• PROBLEM TO SOLVE:
Within this material, how many lines have the string "page" in them? The answer is a number, with nothing added.

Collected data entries
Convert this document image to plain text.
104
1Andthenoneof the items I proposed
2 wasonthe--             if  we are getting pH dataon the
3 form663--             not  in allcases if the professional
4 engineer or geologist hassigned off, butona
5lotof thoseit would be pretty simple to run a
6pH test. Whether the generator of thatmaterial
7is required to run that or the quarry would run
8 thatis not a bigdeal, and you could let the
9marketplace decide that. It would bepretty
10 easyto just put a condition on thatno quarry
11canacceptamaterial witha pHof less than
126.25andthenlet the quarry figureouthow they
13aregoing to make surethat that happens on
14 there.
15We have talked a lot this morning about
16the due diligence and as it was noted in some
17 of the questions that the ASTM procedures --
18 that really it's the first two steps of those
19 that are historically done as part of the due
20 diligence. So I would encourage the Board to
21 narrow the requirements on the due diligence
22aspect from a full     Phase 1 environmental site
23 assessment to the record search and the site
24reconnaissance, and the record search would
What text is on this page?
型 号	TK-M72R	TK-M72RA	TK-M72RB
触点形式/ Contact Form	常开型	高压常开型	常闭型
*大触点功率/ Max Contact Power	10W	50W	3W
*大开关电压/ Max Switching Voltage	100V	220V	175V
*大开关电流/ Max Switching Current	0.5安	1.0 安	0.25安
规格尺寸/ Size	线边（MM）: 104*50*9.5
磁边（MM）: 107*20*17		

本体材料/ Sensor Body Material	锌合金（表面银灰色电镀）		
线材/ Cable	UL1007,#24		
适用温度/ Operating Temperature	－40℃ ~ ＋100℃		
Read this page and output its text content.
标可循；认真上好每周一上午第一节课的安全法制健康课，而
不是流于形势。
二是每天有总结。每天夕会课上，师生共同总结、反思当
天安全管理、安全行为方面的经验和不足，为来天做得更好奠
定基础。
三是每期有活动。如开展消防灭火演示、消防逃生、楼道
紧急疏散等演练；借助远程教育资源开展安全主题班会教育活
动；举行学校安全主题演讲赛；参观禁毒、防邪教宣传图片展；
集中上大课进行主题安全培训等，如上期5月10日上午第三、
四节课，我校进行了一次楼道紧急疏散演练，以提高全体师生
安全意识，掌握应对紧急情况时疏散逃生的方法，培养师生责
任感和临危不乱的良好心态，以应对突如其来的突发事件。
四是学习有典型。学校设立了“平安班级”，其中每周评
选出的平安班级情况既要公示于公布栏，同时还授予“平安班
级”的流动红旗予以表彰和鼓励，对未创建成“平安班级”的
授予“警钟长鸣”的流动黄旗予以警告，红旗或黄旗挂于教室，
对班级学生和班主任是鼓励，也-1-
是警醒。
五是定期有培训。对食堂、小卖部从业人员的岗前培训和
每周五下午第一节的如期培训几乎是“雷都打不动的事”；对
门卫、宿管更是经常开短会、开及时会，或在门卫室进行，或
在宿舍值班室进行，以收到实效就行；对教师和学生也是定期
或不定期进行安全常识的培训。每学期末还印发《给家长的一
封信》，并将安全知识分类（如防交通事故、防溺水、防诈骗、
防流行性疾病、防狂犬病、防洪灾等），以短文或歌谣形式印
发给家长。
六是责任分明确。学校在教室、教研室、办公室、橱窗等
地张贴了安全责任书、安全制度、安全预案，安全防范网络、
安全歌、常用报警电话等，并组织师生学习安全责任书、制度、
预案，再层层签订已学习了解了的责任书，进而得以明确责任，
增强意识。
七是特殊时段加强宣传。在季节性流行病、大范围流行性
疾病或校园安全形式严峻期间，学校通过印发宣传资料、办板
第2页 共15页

• EXERCISE SOLUTION:
2